— START OF Information shown —

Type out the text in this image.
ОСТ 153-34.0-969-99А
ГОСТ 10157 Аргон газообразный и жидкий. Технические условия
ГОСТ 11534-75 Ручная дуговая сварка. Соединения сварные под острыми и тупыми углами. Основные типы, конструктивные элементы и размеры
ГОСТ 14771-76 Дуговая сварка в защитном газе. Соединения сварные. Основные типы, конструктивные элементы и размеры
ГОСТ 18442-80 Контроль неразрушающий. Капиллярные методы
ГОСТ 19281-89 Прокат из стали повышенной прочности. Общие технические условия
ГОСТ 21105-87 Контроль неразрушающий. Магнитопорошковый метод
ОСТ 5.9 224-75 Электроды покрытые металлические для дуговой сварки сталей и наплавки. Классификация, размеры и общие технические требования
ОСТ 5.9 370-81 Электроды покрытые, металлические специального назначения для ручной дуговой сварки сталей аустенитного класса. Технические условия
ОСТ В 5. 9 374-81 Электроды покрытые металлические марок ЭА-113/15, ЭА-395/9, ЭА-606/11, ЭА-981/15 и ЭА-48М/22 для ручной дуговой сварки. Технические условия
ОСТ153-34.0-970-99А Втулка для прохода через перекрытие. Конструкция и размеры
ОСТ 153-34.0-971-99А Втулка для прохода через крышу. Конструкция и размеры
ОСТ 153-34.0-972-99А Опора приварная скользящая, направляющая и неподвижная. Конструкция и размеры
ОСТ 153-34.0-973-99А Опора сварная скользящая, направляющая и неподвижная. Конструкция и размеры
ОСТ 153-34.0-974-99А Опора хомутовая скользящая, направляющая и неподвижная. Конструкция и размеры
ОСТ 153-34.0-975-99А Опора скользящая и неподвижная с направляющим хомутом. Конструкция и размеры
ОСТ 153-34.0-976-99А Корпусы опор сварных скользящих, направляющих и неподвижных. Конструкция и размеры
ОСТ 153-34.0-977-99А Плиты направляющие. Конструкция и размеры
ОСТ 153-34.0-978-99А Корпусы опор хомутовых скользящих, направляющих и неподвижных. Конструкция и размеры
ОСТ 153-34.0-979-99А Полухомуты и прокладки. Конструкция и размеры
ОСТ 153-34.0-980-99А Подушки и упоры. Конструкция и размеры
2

— END OF Information shown —

Given instruction: Extract each line of the material exactly as it stands.

Response to the task:
Type out the text in this image.
ОСТ 153-34.0-969-99А
ГОСТ 10157 Аргон газообразный и жидкий. Технические условия
ГОСТ 11534-75 Ручная дуговая сварка. Соединения сварные под острыми и тупыми углами. Основные типы, конструктивные элементы и размеры
ГОСТ 14771-76 Дуговая сварка в защитном газе. Соединения сварные. Основные типы, конструктивные элементы и размеры
ГОСТ 18442-80 Контроль неразрушающий. Капиллярные методы
ГОСТ 19281-89 Прокат из стали повышенной прочности. Общие технические условия
ГОСТ 21105-87 Контроль неразрушающий. Магнитопорошковый метод
ОСТ 5.9 224-75 Электроды покрытые металлические для дуговой сварки сталей и наплавки. Классификация, размеры и общие технические требования
ОСТ 5.9 370-81 Электроды покрытые, металлические специального назначения для ручной дуговой сварки сталей аустенитного класса. Технические условия
ОСТ В 5. 9 374-81 Электроды покрытые металлические марок ЭА-113/15, ЭА-395/9, ЭА-606/11, ЭА-981/15 и ЭА-48М/22 для ручной дуговой сварки. Технические условия
ОСТ153-34.0-970-99А Втулка для прохода через перекрытие. Конструкция и размеры
ОСТ 153-34.0-971-99А Втулка для прохода через крышу. Конструкция и размеры
ОСТ 153-34.0-972-99А Опора приварная скользящая, направляющая и неподвижная. Конструкция и размеры
ОСТ 153-34.0-973-99А Опора сварная скользящая, направляющая и неподвижная. Конструкция и размеры
ОСТ 153-34.0-974-99А Опора хомутовая скользящая, направляющая и неподвижная. Конструкция и размеры
ОСТ 153-34.0-975-99А Опора скользящая и неподвижная с направляющим хомутом. Конструкция и размеры
ОСТ 153-34.0-976-99А Корпусы опор сварных скользящих, направляющих и неподвижных. Конструкция и размеры
ОСТ 153-34.0-977-99А Плиты направляющие. Конструкция и размеры
ОСТ 153-34.0-978-99А Корпусы опор хомутовых скользящих, направляющих и неподвижных. Конструкция и размеры
ОСТ 153-34.0-979-99А Полухомуты и прокладки. Конструкция и размеры
ОСТ 153-34.0-980-99А Подушки и упоры. Конструкция и размеры
2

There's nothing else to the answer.